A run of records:

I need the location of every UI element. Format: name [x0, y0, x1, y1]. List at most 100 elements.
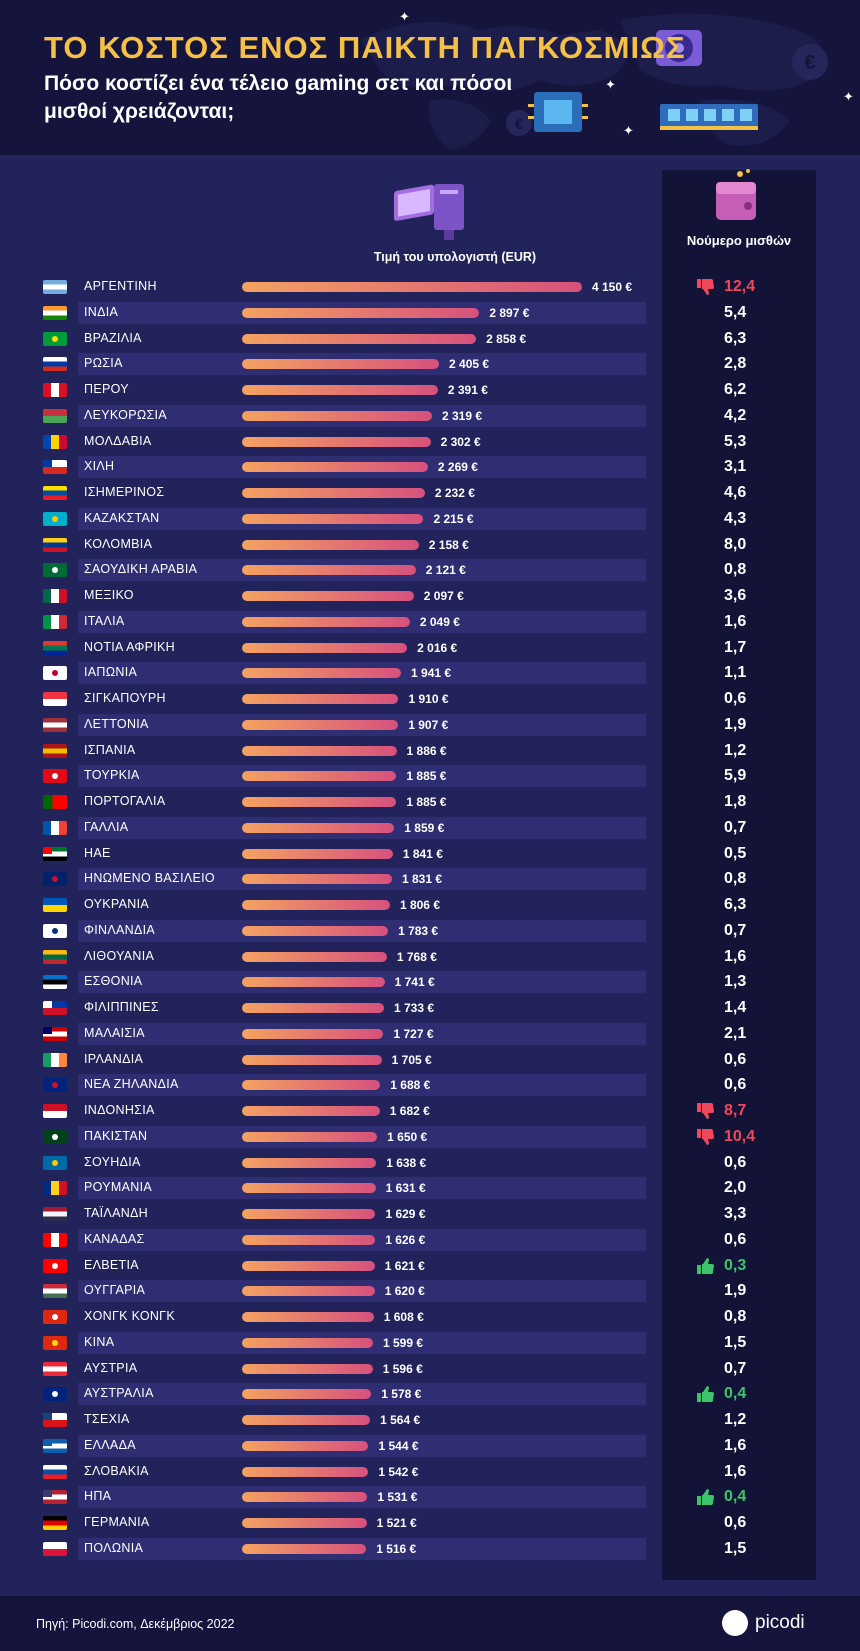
- price-bar: [242, 848, 393, 859]
- country-flag-icon: [43, 692, 67, 706]
- price-bar: [242, 1440, 369, 1451]
- flag-emblem: [52, 1339, 58, 1346]
- country-flag-icon: [43, 1438, 67, 1453]
- salary-value: 1,9: [724, 715, 747, 733]
- country-flag-icon: [43, 1413, 67, 1427]
- price-axis-label: Τιμή του υπολογιστή (EUR): [373, 250, 537, 264]
- price-value-label: 2 391 €: [447, 383, 488, 397]
- price-bar: [242, 925, 389, 936]
- price-value-label: 1 578 €: [381, 1387, 422, 1402]
- country-label: ΦΙΛΙΠΠΙΝΕΣ: [84, 1000, 159, 1014]
- salary-value: 4,3: [724, 509, 747, 527]
- country-label: ΙΝΔΟΝΗΣΙΑ: [84, 1103, 155, 1117]
- price-value-label: 4 150 €: [592, 280, 633, 294]
- thumbs-down-icon: [697, 279, 715, 298]
- country-label: ΤΟΥΡΚΙΑ: [84, 768, 140, 783]
- country-flag-icon: [43, 1181, 67, 1196]
- country-flag-icon: [43, 846, 67, 861]
- price-bar: [242, 1003, 384, 1013]
- price-bar: [242, 1054, 382, 1065]
- price-bar: [242, 591, 414, 601]
- price-value-label: 1 885 €: [406, 795, 447, 809]
- price-bar: [242, 385, 438, 395]
- country-label: ΚΟΛΟΜΒΙΑ: [84, 536, 153, 551]
- price-bar: [242, 1415, 371, 1425]
- country-label: ΣΟΥΗΔΙΑ: [84, 1154, 141, 1169]
- country-flag-icon: [43, 1052, 67, 1067]
- flag-canton: [43, 846, 52, 854]
- country-flag-icon: [43, 383, 67, 397]
- price-bar: [242, 1234, 376, 1245]
- country-label: ΙΤΑΛΙΑ: [84, 613, 125, 628]
- country-label: ΜΑΛΑΙΣΙΑ: [84, 1025, 145, 1040]
- price-value-label: 1 544 €: [378, 1438, 419, 1453]
- flag-emblem: [52, 670, 58, 677]
- price-bar: [242, 1209, 376, 1219]
- country-flag-icon: [43, 1258, 67, 1273]
- country-flag-icon: [43, 975, 67, 990]
- price-value-label: 1 531 €: [377, 1490, 418, 1505]
- country-flag-icon: [43, 640, 67, 655]
- price-value-label: 1 620 €: [384, 1284, 425, 1299]
- country-label: ΓΕΡΜΑΝΙΑ: [84, 1515, 150, 1529]
- price-value-label: 1 596 €: [382, 1361, 423, 1376]
- country-flag-icon: [43, 1490, 67, 1505]
- country-label: ΠΟΡΤΟΓΑΛΙΑ: [84, 794, 166, 808]
- price-bar: [242, 616, 410, 627]
- country-flag-icon: [43, 1104, 67, 1118]
- price-bar: [242, 719, 399, 730]
- country-label: ΛΙΘΟΥΑΝΙΑ: [84, 948, 155, 963]
- country-flag-icon: [43, 486, 67, 500]
- header: ✦ ✦ ✦ ✦ € € ΤΟ ΚΟΣΤΟΣ ΕΝΟΣ ΠΑΙΚΤΗ ΠΑΓΚΟΣ…: [0, 0, 860, 155]
- price-bar: [242, 436, 431, 447]
- country-flag-icon: [43, 614, 67, 629]
- thumbs-up-icon: [697, 1386, 715, 1405]
- country-flag-icon: [43, 280, 67, 294]
- country-label: ΡΟΥΜΑΝΙΑ: [84, 1180, 152, 1195]
- price-value-label: 1 542 €: [378, 1464, 419, 1479]
- price-value-label: 1 885 €: [406, 769, 447, 784]
- salary-value: 0,6: [724, 690, 747, 707]
- country-flag-icon: [43, 1464, 67, 1479]
- salary-value: 1,6: [724, 1436, 747, 1454]
- country-label: ΕΣΘΟΝΙΑ: [84, 974, 143, 989]
- country-label: ΠΕΡΟΥ: [84, 382, 129, 396]
- price-value-label: 1 910 €: [408, 692, 449, 706]
- price-bar: [242, 1131, 378, 1142]
- ram-icon: [660, 104, 758, 130]
- page-subtitle: Πόσο κοστίζει ένα τέλειο gaming σετ και …: [44, 72, 513, 123]
- country-flag-icon: [43, 1232, 67, 1247]
- price-bar: [242, 771, 397, 782]
- flag-canton: [43, 460, 52, 468]
- salary-value: 1,6: [724, 1462, 747, 1480]
- salary-value: 6,2: [724, 381, 747, 398]
- flag-canton: [43, 1490, 52, 1498]
- salary-value: 0,6: [724, 1050, 747, 1068]
- price-value-label: 1 631 €: [385, 1181, 426, 1196]
- country-label: ΧΟΝΓΚ ΚΟΝΓΚ: [84, 1309, 176, 1323]
- brand-name: picodi: [755, 1612, 805, 1633]
- price-bar: [242, 1492, 368, 1503]
- wallet-icon: [716, 169, 756, 220]
- country-label: ΙΡΛΑΝΔΙΑ: [84, 1051, 144, 1066]
- price-bar: [242, 1106, 380, 1116]
- country-flag-icon: [43, 1310, 67, 1324]
- price-bar: [242, 410, 432, 421]
- fan-icon: [656, 30, 702, 66]
- price-value-label: 1 516 €: [376, 1541, 417, 1556]
- price-bar: [242, 642, 408, 653]
- country-label: ΣΙΓΚΑΠΟΥΡΗ: [84, 691, 166, 705]
- country-label: ΗΑΕ: [84, 845, 111, 860]
- country-label: ΕΛΛΑΔΑ: [84, 1437, 136, 1452]
- price-value-label: 2 897 €: [489, 305, 530, 320]
- salary-value: 8,7: [724, 1102, 747, 1119]
- country-flag-icon: [43, 1361, 67, 1376]
- country-flag-icon: [43, 1387, 67, 1402]
- price-value-label: 1 521 €: [376, 1516, 417, 1530]
- price-value-label: 1 907 €: [408, 717, 449, 732]
- salary-value: 1,6: [724, 612, 747, 630]
- salary-value: 0,6: [724, 1230, 747, 1248]
- price-bar: [242, 1080, 381, 1091]
- salary-value: 3,3: [724, 1205, 747, 1222]
- flag-emblem: [52, 567, 58, 574]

PROBLEM DETAILS
Rewrite all the lines above, changing "location" to "position" and keeping everything else identical. Omit the pictures from your answer.

FINISHED TASK
I need the position of every UI element. Format: name [x0, y0, x1, y1]. List at most 100 elements.
- price-bar: [242, 848, 393, 859]
- country-flag-icon: [43, 692, 67, 706]
- price-bar: [242, 1440, 369, 1451]
- flag-emblem: [52, 1339, 58, 1346]
- country-flag-icon: [43, 1438, 67, 1453]
- salary-value: 1,9: [724, 715, 747, 733]
- country-flag-icon: [43, 1413, 67, 1427]
- price-axis-label: Τιμή του υπολογιστή (EUR): [373, 250, 537, 264]
- price-value-label: 2 391 €: [447, 383, 488, 397]
- price-bar: [242, 925, 389, 936]
- price-value-label: 1 578 €: [381, 1387, 422, 1402]
- country-label: ΦΙΛΙΠΠΙΝΕΣ: [84, 1000, 159, 1014]
- salary-value: 4,3: [724, 509, 747, 527]
- country-label: ΙΝΔΟΝΗΣΙΑ: [84, 1103, 155, 1117]
- price-value-label: 4 150 €: [592, 280, 633, 294]
- thumbs-down-icon: [697, 279, 715, 298]
- country-label: ΤΟΥΡΚΙΑ: [84, 768, 140, 783]
- country-flag-icon: [43, 1181, 67, 1196]
- country-flag-icon: [43, 846, 67, 861]
- price-bar: [242, 1003, 384, 1013]
- price-bar: [242, 1054, 382, 1065]
- price-bar: [242, 591, 414, 601]
- price-value-label: 1 885 €: [406, 795, 447, 809]
- price-bar: [242, 385, 438, 395]
- country-label: ΚΟΛΟΜΒΙΑ: [84, 536, 153, 551]
- price-bar: [242, 1415, 371, 1425]
- country-label: ΣΟΥΗΔΙΑ: [84, 1154, 141, 1169]
- country-flag-icon: [43, 1052, 67, 1067]
- flag-canton: [43, 846, 52, 854]
- country-flag-icon: [43, 383, 67, 397]
- price-bar: [242, 1234, 376, 1245]
- country-label: ΙΤΑΛΙΑ: [84, 613, 125, 628]
- country-label: ΜΑΛΑΙΣΙΑ: [84, 1025, 145, 1040]
- price-value-label: 1 544 €: [378, 1438, 419, 1453]
- flag-emblem: [52, 670, 58, 677]
- price-bar: [242, 1209, 376, 1219]
- country-flag-icon: [43, 1258, 67, 1273]
- country-flag-icon: [43, 975, 67, 990]
- price-value-label: 1 531 €: [377, 1490, 418, 1505]
- country-flag-icon: [43, 640, 67, 655]
- price-value-label: 1 620 €: [384, 1284, 425, 1299]
- country-label: ΓΕΡΜΑΝΙΑ: [84, 1515, 150, 1529]
- price-value-label: 1 596 €: [382, 1361, 423, 1376]
- country-flag-icon: [43, 1490, 67, 1505]
- country-label: ΠΟΡΤΟΓΑΛΙΑ: [84, 794, 166, 808]
- price-bar: [242, 616, 410, 627]
- country-flag-icon: [43, 1104, 67, 1118]
- price-bar: [242, 719, 399, 730]
- country-label: ΛΙΘΟΥΑΝΙΑ: [84, 948, 155, 963]
- country-flag-icon: [43, 486, 67, 500]
- header: ✦ ✦ ✦ ✦ € € ΤΟ ΚΟΣΤΟΣ ΕΝΟΣ ΠΑΙΚΤΗ ΠΑΓΚΟΣ…: [0, 0, 860, 155]
- price-bar: [242, 436, 431, 447]
- country-flag-icon: [43, 614, 67, 629]
- thumbs-up-icon: [697, 1386, 715, 1405]
- country-flag-icon: [43, 280, 67, 294]
- country-label: ΡΟΥΜΑΝΙΑ: [84, 1180, 152, 1195]
- price-value-label: 1 542 €: [378, 1464, 419, 1479]
- price-value-label: 1 885 €: [406, 769, 447, 784]
- salary-value: 0,6: [724, 690, 747, 707]
- country-flag-icon: [43, 1464, 67, 1479]
- salary-value: 1,6: [724, 1436, 747, 1454]
- country-label: ΕΣΘΟΝΙΑ: [84, 974, 143, 989]
- country-label: ΠΕΡΟΥ: [84, 382, 129, 396]
- price-value-label: 1 910 €: [408, 692, 449, 706]
- price-bar: [242, 1131, 378, 1142]
- ram-icon: [660, 104, 758, 130]
- page-subtitle: Πόσο κοστίζει ένα τέλειο gaming σετ και …: [44, 72, 513, 123]
- country-flag-icon: [43, 1232, 67, 1247]
- price-bar: [242, 771, 397, 782]
- flag-canton: [43, 460, 52, 468]
- salary-value: 1,6: [724, 1462, 747, 1480]
- salary-value: 6,2: [724, 381, 747, 398]
- flag-canton: [43, 1490, 52, 1498]
- salary-value: 0,6: [724, 1050, 747, 1068]
- price-value-label: 1 631 €: [385, 1181, 426, 1196]
- country-label: ΧΟΝΓΚ ΚΟΝΓΚ: [84, 1309, 176, 1323]
- brand-name: picodi: [755, 1612, 805, 1633]
- price-bar: [242, 1492, 368, 1503]
- wallet-icon: [716, 169, 756, 220]
- country-label: ΙΡΛΑΝΔΙΑ: [84, 1051, 144, 1066]
- price-bar: [242, 1106, 380, 1116]
- country-flag-icon: [43, 1310, 67, 1324]
- price-bar: [242, 410, 432, 421]
- fan-icon: [656, 30, 702, 66]
- price-value-label: 1 516 €: [376, 1541, 417, 1556]
- price-bar: [242, 642, 408, 653]
- country-label: ΣΙΓΚΑΠΟΥΡΗ: [84, 691, 166, 705]
- country-label: ΗΑΕ: [84, 845, 111, 860]
- country-label: ΕΛΛΑΔΑ: [84, 1437, 136, 1452]
- price-value-label: 2 897 €: [489, 305, 530, 320]
- salary-value: 8,7: [724, 1102, 747, 1119]
- country-flag-icon: [43, 1361, 67, 1376]
- country-flag-icon: [43, 1387, 67, 1402]
- price-value-label: 1 521 €: [376, 1516, 417, 1530]
- price-value-label: 1 907 €: [408, 717, 449, 732]
- salary-value: 1,6: [724, 612, 747, 630]
- salary-value: 0,6: [724, 1230, 747, 1248]
- price-bar: [242, 1080, 381, 1091]
- salary-value: 3,3: [724, 1205, 747, 1222]
- flag-emblem: [52, 567, 58, 574]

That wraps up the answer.